PROBLEM DESCRIPTION: Please count the lines below that contain the word "this", and reply with that number alone.
==================================================
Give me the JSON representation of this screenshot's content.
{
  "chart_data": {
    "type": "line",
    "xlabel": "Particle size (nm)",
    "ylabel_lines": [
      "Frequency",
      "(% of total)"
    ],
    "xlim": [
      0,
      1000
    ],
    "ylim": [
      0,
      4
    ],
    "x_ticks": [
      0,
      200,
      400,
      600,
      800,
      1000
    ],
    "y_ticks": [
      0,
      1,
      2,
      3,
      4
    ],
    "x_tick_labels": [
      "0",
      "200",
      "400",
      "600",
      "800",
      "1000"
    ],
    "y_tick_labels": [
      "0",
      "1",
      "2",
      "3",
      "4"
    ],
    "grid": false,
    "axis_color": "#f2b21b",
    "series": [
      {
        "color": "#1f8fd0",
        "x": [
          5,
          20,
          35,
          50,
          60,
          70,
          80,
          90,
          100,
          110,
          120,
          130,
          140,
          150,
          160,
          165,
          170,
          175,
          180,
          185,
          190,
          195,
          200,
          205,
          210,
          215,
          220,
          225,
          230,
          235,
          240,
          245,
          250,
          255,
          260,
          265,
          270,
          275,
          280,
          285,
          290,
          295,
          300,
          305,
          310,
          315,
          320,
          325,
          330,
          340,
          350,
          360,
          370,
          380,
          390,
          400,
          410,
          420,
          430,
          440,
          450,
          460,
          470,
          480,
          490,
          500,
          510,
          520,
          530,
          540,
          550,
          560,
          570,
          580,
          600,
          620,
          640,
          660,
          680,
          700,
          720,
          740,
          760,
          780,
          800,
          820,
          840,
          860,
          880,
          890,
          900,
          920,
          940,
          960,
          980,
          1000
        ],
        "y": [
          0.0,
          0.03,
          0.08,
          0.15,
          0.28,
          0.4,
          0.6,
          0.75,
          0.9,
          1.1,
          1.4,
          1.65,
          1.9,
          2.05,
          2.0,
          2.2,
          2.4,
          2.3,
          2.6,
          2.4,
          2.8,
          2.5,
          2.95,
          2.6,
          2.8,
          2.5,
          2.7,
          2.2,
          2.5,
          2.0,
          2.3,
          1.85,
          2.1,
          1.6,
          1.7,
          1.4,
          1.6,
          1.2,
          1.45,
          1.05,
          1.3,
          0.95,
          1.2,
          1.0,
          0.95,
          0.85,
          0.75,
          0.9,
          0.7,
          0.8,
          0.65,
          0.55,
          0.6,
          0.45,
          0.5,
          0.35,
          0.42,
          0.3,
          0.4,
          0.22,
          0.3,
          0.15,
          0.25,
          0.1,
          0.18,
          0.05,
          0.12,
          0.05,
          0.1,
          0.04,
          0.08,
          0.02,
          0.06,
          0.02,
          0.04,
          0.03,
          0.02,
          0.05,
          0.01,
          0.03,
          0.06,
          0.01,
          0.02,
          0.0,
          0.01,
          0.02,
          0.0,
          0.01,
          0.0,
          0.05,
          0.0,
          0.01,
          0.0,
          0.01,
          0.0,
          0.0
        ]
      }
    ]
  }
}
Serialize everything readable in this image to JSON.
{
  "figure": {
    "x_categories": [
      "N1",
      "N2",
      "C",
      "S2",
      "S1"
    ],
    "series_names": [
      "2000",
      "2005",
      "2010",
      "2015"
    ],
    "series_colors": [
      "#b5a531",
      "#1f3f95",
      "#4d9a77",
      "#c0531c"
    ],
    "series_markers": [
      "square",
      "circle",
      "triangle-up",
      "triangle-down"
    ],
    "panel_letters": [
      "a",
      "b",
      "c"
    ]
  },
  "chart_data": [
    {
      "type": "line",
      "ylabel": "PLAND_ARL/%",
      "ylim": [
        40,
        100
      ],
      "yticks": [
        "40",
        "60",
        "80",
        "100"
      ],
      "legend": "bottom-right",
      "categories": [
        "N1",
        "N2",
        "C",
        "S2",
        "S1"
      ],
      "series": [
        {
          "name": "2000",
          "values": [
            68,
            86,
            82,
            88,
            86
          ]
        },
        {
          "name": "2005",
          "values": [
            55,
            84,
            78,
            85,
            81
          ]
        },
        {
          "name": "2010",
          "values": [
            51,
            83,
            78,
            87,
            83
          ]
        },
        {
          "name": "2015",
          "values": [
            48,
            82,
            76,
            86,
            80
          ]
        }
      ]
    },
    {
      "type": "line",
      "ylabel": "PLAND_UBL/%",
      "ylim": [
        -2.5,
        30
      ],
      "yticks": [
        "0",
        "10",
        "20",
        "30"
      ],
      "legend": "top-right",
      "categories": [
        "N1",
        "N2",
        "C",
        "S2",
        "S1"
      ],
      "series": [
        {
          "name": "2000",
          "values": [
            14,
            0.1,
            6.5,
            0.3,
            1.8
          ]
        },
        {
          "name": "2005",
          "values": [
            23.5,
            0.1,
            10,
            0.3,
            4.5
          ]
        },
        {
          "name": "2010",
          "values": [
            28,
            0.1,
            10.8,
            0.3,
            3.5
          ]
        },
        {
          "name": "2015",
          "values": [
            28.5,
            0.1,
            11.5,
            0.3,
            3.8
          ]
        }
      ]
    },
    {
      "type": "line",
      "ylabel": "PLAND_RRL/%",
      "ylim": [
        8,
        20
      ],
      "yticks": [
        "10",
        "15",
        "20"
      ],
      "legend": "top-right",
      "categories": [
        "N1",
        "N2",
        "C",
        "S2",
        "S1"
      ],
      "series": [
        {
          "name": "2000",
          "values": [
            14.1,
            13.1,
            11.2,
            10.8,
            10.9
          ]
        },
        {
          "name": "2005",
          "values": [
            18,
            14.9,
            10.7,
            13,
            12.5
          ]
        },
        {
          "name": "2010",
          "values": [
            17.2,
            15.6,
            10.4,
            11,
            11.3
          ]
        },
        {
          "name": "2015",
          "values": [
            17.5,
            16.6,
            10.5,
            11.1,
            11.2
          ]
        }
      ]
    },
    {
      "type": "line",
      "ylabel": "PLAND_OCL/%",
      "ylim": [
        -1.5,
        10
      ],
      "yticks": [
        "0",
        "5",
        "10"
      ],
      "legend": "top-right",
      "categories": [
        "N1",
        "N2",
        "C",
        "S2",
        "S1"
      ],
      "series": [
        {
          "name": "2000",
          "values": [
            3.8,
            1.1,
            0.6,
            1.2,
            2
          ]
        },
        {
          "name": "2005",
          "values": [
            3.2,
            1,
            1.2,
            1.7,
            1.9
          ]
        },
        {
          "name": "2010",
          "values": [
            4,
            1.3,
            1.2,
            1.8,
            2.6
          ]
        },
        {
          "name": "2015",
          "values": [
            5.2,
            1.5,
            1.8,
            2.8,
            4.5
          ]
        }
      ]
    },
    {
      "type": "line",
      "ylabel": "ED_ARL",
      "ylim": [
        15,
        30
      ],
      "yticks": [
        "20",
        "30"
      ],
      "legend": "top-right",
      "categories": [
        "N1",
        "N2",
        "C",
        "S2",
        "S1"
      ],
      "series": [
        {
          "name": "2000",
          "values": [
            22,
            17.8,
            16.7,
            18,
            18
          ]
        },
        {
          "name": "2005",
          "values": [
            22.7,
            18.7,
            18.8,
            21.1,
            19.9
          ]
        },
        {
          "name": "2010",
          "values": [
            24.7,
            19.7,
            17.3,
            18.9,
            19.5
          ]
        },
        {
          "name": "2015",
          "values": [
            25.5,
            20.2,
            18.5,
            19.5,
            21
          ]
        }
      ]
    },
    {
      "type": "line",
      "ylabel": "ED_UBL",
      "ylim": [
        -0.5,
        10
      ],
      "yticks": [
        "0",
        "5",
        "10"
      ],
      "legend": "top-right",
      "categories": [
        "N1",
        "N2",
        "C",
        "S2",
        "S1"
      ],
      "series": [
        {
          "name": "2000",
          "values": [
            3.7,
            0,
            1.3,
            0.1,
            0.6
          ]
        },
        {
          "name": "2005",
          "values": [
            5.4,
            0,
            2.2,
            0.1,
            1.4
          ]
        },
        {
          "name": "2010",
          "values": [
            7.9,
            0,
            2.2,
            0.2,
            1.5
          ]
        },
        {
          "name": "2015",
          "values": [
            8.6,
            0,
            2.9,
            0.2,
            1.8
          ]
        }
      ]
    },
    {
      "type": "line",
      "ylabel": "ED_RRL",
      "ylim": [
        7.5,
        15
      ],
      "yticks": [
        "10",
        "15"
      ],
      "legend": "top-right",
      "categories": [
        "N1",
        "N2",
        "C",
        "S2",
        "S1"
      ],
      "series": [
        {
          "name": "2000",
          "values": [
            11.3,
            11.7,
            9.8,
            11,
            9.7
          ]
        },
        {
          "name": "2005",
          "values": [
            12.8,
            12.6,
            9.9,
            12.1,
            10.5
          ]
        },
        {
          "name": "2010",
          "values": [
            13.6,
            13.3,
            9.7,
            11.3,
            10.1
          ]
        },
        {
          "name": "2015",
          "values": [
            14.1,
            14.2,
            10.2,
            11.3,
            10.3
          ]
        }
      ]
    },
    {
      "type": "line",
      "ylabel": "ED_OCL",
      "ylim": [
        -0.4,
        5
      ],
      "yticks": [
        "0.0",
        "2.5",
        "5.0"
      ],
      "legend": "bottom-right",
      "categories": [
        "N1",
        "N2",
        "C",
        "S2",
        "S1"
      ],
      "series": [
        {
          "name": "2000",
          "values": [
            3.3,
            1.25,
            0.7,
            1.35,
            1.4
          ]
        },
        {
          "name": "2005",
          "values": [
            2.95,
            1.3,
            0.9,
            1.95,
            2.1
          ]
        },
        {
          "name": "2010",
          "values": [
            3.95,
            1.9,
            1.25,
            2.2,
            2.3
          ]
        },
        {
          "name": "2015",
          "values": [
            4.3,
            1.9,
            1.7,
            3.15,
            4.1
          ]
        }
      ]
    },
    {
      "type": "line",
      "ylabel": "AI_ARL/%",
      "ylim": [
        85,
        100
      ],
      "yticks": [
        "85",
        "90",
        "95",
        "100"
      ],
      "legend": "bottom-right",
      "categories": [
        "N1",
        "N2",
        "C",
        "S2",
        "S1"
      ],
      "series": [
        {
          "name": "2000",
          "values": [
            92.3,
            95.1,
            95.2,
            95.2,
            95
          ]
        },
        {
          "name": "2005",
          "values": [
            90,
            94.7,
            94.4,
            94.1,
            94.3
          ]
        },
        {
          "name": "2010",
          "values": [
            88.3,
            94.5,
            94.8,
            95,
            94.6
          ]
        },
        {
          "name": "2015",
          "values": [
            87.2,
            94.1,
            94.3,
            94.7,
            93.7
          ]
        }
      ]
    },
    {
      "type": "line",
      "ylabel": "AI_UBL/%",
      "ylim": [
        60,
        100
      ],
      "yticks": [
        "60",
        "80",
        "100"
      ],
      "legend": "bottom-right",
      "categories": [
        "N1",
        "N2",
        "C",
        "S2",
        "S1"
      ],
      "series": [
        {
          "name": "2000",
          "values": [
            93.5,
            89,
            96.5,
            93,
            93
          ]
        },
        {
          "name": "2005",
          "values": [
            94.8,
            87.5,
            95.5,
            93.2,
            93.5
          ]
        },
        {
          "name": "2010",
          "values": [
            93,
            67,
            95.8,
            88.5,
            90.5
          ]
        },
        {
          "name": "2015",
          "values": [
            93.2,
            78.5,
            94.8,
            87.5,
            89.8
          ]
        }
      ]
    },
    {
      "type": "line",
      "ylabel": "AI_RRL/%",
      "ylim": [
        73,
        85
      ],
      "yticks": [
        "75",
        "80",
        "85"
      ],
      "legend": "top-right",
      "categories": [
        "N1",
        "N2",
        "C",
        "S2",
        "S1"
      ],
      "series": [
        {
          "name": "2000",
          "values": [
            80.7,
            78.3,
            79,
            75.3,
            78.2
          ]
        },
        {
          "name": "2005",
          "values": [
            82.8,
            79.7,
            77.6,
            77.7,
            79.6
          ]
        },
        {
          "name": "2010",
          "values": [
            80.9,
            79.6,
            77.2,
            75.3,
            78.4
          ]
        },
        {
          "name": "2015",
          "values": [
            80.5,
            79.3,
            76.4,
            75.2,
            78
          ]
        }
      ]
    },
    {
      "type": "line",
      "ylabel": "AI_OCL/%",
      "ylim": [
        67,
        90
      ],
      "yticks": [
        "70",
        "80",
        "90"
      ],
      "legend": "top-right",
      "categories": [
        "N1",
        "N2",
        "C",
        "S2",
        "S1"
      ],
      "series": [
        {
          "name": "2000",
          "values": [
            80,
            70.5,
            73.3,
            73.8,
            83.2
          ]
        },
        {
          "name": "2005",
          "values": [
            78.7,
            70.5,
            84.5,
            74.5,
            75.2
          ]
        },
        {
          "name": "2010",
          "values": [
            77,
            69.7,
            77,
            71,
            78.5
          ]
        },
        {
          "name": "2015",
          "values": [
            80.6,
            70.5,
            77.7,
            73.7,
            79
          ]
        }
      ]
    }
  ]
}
==================================================
FULL ANSWER: 2